▶ [Work to complete]
All the data should be repeated exactly. Any image in it is left out.

▶ [Material for the task]
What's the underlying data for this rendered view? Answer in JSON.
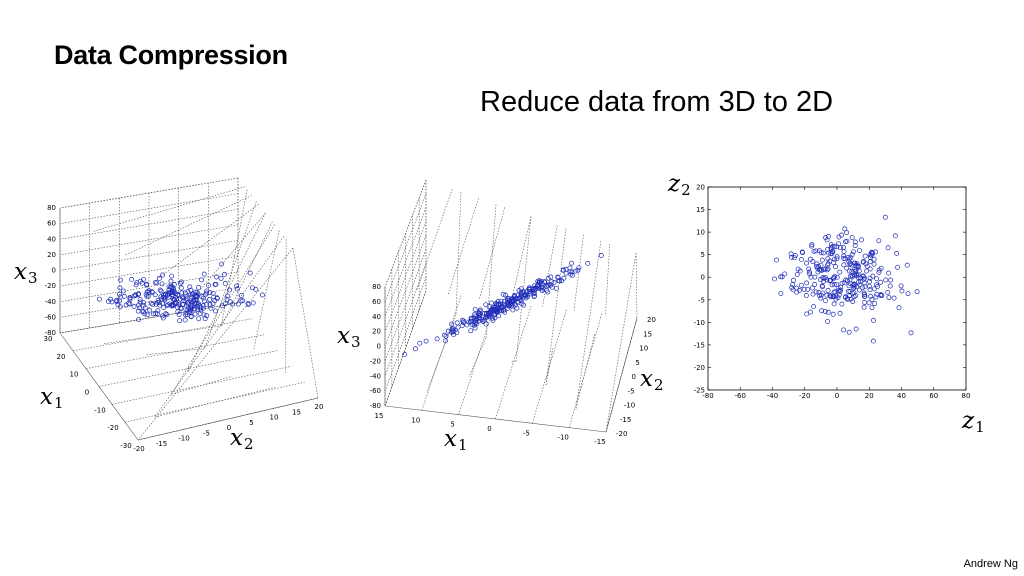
{
  "slide": {
    "title": "Data Compression",
    "subtitle": "Reduce data from 3D to 2D",
    "author": "Andrew Ng"
  },
  "colors": {
    "point": "#1f2db8",
    "grid": "#555555"
  },
  "labels": {
    "plot1": {
      "x3": {
        "base": "x",
        "sub": "3"
      },
      "x1": {
        "base": "x",
        "sub": "1"
      },
      "x2": {
        "base": "x",
        "sub": "2"
      }
    },
    "plot2": {
      "x3": {
        "base": "x",
        "sub": "3"
      },
      "x1": {
        "base": "x",
        "sub": "1"
      },
      "x2": {
        "base": "x",
        "sub": "2"
      }
    },
    "plot3": {
      "z2": {
        "base": "z",
        "sub": "2"
      },
      "z1": {
        "base": "z",
        "sub": "1"
      }
    }
  },
  "chart_data": [
    {
      "type": "scatter",
      "name_hint": "3d-scatter-cloud",
      "axes3d": {
        "x3_ticks": [
          "80",
          "60",
          "40",
          "20",
          "0",
          "-20",
          "-40",
          "-60",
          "-80"
        ],
        "x1_ticks": [
          "30",
          "20",
          "10",
          "0",
          "-10",
          "-20",
          "-30"
        ],
        "x2_ticks": [
          "-20",
          "-15",
          "-10",
          "-5",
          "0",
          "5",
          "10",
          "15",
          "20"
        ]
      },
      "grid": true,
      "point_count": 260
    },
    {
      "type": "scatter",
      "name_hint": "3d-scatter-plane",
      "axes3d": {
        "x3_ticks": [
          "80",
          "60",
          "40",
          "20",
          "0",
          "-20",
          "-40",
          "-60",
          "-80"
        ],
        "x1_ticks": [
          "15",
          "10",
          "5",
          "0",
          "-5",
          "-10",
          "-15"
        ],
        "x2_ticks": [
          "20",
          "15",
          "10",
          "5",
          "0",
          "-5",
          "-10",
          "-15",
          "-20"
        ]
      },
      "grid": true,
      "point_count": 260
    },
    {
      "type": "scatter",
      "name_hint": "2d-projection",
      "xlim": [
        -80,
        80
      ],
      "ylim": [
        -25,
        20
      ],
      "xticks": [
        "-80",
        "-60",
        "-40",
        "-20",
        "0",
        "20",
        "40",
        "60",
        "80"
      ],
      "yticks": [
        "20",
        "15",
        "10",
        "5",
        "0",
        "-5",
        "-10",
        "-15",
        "-20",
        "-25"
      ],
      "grid": false,
      "point_count": 300
    }
  ]
}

▶ [Reply to the task]
What's the underlying data for this rendered view? Answer in JSON.
{
  "slide": {
    "title": "Data Compression",
    "subtitle": "Reduce data from 3D to 2D",
    "author": "Andrew Ng"
  },
  "colors": {
    "point": "#1f2db8",
    "grid": "#555555"
  },
  "labels": {
    "plot1": {
      "x3": {
        "base": "x",
        "sub": "3"
      },
      "x1": {
        "base": "x",
        "sub": "1"
      },
      "x2": {
        "base": "x",
        "sub": "2"
      }
    },
    "plot2": {
      "x3": {
        "base": "x",
        "sub": "3"
      },
      "x1": {
        "base": "x",
        "sub": "1"
      },
      "x2": {
        "base": "x",
        "sub": "2"
      }
    },
    "plot3": {
      "z2": {
        "base": "z",
        "sub": "2"
      },
      "z1": {
        "base": "z",
        "sub": "1"
      }
    }
  },
  "chart_data": [
    {
      "type": "scatter",
      "name_hint": "3d-scatter-cloud",
      "axes3d": {
        "x3_ticks": [
          "80",
          "60",
          "40",
          "20",
          "0",
          "-20",
          "-40",
          "-60",
          "-80"
        ],
        "x1_ticks": [
          "30",
          "20",
          "10",
          "0",
          "-10",
          "-20",
          "-30"
        ],
        "x2_ticks": [
          "-20",
          "-15",
          "-10",
          "-5",
          "0",
          "5",
          "10",
          "15",
          "20"
        ]
      },
      "grid": true,
      "point_count": 260
    },
    {
      "type": "scatter",
      "name_hint": "3d-scatter-plane",
      "axes3d": {
        "x3_ticks": [
          "80",
          "60",
          "40",
          "20",
          "0",
          "-20",
          "-40",
          "-60",
          "-80"
        ],
        "x1_ticks": [
          "15",
          "10",
          "5",
          "0",
          "-5",
          "-10",
          "-15"
        ],
        "x2_ticks": [
          "20",
          "15",
          "10",
          "5",
          "0",
          "-5",
          "-10",
          "-15",
          "-20"
        ]
      },
      "grid": true,
      "point_count": 260
    },
    {
      "type": "scatter",
      "name_hint": "2d-projection",
      "xlim": [
        -80,
        80
      ],
      "ylim": [
        -25,
        20
      ],
      "xticks": [
        "-80",
        "-60",
        "-40",
        "-20",
        "0",
        "20",
        "40",
        "60",
        "80"
      ],
      "yticks": [
        "20",
        "15",
        "10",
        "5",
        "0",
        "-5",
        "-10",
        "-15",
        "-20",
        "-25"
      ],
      "grid": false,
      "point_count": 300
    }
  ]
}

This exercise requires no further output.